Answer these questions using the forest fire game rules below:
1. How are the columns and rows of the grid labeled?
2. What happens to a player who is still on a square with a Fire at the end of a round?
3. How many moves does a Hotshot get per round?

• SOURCE PASSAGE
Segment Open
Make a 6×6 grid. Number the columns 1-6 and the rows A-F. These are the Forest Squares. Place a player piece for each kid around the outer edge of the grid, next to any square they choose.

To add Fires (counters) to the board, you will roll two dice. Announce the roll to the players as: The number from the first die, and the letter corresponding to the second die: A=1, B=2, C=3, etc. Have the players add a Fire counter to the square you call out. Now explain that when there’s a non-burning (empty) square between a new Fire and an existing Fire, the Fire spreads to the square inbetween–horizontally, vertically, or diagonally. (This is like Go, only Fire can only “flip” a single square.) Repeat once for each player, then have the players begin the round.

If at the end of a round anyone is still on a square with a Fire, they’re out of the game. Disaster! If all forest squares are burning, it’s game over. When the kids put out all the Fires, they win!

Difficulty: A Firebreak is a clearing (natural or artificial) in the forest that fire can’t easily cross. With a second type of counter, you may at the beginning of the game roll to add Firebreaks to the board. Players can move onto Firebreak squares, but if a Fire is rolled on a Firebreak square, nothing happens. For an easier game, roll one Firebreak per player. Roll fewer or none for a challenge game. (Remember, the players still lose if every non-Firebreak square is ablaze at the same time!)

Introduce the types of player characters one game at a time:

Hotshot

Have the kids mime holding a firehose. Explain that a Hotshot Team are the firefighters on the ground with hoses and shovels who work to put out forest fires.  (This is where the term comes from!)

A Hotshot gets 2 moves per round. Each move can be either: 1) Putting out a Fire (removing a counter) from their own or an adjacent square (N, S, E, W or diagonally), or 2) Moving one square N, S, E or W. Moving one square off the board, like at the beginning, is allowed. No square can have more than one player on it at a time.
Segment Closed
Extracted records:
Segment Open
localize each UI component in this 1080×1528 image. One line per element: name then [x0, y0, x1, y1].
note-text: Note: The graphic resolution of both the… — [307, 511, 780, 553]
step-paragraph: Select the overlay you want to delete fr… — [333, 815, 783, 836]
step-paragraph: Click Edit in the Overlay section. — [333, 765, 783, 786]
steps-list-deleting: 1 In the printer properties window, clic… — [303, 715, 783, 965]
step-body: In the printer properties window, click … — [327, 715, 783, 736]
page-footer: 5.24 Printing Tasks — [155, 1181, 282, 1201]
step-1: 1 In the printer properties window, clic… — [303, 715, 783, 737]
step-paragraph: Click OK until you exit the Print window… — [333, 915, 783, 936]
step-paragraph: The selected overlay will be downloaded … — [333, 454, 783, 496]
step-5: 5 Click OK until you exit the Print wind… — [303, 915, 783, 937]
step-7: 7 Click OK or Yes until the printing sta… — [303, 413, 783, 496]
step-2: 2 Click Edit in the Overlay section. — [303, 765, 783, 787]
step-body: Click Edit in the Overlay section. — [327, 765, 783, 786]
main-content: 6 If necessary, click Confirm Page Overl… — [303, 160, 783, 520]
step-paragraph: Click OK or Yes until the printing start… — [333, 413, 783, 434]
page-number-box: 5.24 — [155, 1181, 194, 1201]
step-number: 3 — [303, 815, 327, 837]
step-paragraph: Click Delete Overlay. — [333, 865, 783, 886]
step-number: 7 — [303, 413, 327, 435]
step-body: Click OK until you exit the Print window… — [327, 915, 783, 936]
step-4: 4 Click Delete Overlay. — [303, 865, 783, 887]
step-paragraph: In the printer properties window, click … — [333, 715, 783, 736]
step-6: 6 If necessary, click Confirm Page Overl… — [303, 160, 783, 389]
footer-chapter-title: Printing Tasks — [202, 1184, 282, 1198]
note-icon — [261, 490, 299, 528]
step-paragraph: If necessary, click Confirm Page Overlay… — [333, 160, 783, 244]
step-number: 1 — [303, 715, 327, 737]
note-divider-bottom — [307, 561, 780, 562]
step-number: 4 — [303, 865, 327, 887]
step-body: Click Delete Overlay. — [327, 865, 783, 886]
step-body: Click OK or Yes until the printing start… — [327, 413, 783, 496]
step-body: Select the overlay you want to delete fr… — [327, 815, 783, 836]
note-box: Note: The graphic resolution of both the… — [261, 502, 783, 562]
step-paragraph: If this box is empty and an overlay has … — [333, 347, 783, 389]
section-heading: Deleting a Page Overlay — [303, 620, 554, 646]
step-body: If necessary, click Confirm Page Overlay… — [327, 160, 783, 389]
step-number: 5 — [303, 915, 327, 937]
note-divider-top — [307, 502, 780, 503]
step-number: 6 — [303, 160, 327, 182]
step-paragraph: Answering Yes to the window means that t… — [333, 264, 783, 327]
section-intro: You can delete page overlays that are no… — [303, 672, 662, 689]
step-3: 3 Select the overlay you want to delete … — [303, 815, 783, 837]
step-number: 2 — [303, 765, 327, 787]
Segment Closed
• ANSWER TO THIS TASK
1. The columns are numbered 1-6 and the rows are lettered A-F.
2. They're out of the game.
3. Two.